GIVEN PROBLEM: Keep the wording of each record exactly the same when you repeat it, and leave out pictures.

[START EXTRACTED INFORMATION]

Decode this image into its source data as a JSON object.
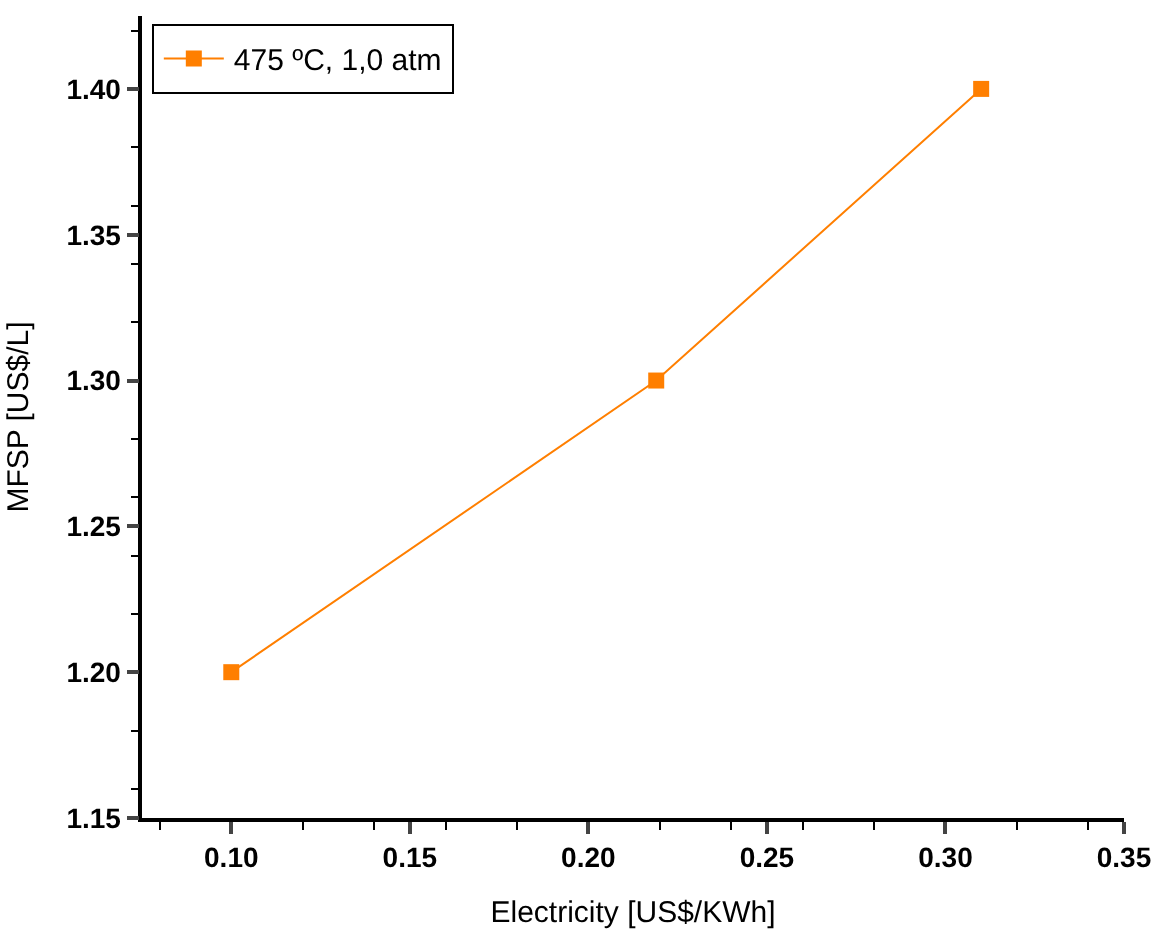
{
  "chart_data": {
    "type": "line",
    "xlabel": "Electricity [US$/KWh]",
    "ylabel": "MFSP [US$/L]",
    "x": [
      0.1,
      0.219,
      0.31
    ],
    "series": [
      {
        "name": "475 ºC, 1,0 atm",
        "color": "#ff7f00",
        "values": [
          1.2,
          1.3,
          1.4
        ]
      }
    ],
    "xlim": [
      0.075,
      0.35
    ],
    "xticks": [
      {
        "value": 0.1,
        "label": "0.10"
      },
      {
        "value": 0.15,
        "label": "0.15"
      },
      {
        "value": 0.2,
        "label": "0.20"
      },
      {
        "value": 0.25,
        "label": "0.25"
      },
      {
        "value": 0.3,
        "label": "0.30"
      },
      {
        "value": 0.35,
        "label": "0.35"
      }
    ],
    "ylim": [
      1.15,
      1.425
    ],
    "yticks": [
      {
        "value": 1.15,
        "label": "1.15"
      },
      {
        "value": 1.2,
        "label": "1.20"
      },
      {
        "value": 1.25,
        "label": "1.25"
      },
      {
        "value": 1.3,
        "label": "1.30"
      },
      {
        "value": 1.35,
        "label": "1.35"
      },
      {
        "value": 1.4,
        "label": "1.40"
      }
    ],
    "legend": "top left",
    "marker": "square",
    "line_style": "solid"
  }
}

[END EXTRACTED INFORMATION]

REPLY TO THE EXERCISE:
Decode this image into its source data as a JSON object.
{
  "chart_data": {
    "type": "line",
    "xlabel": "Electricity [US$/KWh]",
    "ylabel": "MFSP [US$/L]",
    "x": [
      0.1,
      0.219,
      0.31
    ],
    "series": [
      {
        "name": "475 ºC, 1,0 atm",
        "color": "#ff7f00",
        "values": [
          1.2,
          1.3,
          1.4
        ]
      }
    ],
    "xlim": [
      0.075,
      0.35
    ],
    "xticks": [
      {
        "value": 0.1,
        "label": "0.10"
      },
      {
        "value": 0.15,
        "label": "0.15"
      },
      {
        "value": 0.2,
        "label": "0.20"
      },
      {
        "value": 0.25,
        "label": "0.25"
      },
      {
        "value": 0.3,
        "label": "0.30"
      },
      {
        "value": 0.35,
        "label": "0.35"
      }
    ],
    "ylim": [
      1.15,
      1.425
    ],
    "yticks": [
      {
        "value": 1.15,
        "label": "1.15"
      },
      {
        "value": 1.2,
        "label": "1.20"
      },
      {
        "value": 1.25,
        "label": "1.25"
      },
      {
        "value": 1.3,
        "label": "1.30"
      },
      {
        "value": 1.35,
        "label": "1.35"
      },
      {
        "value": 1.4,
        "label": "1.40"
      }
    ],
    "legend": "top left",
    "marker": "square",
    "line_style": "solid"
  }
}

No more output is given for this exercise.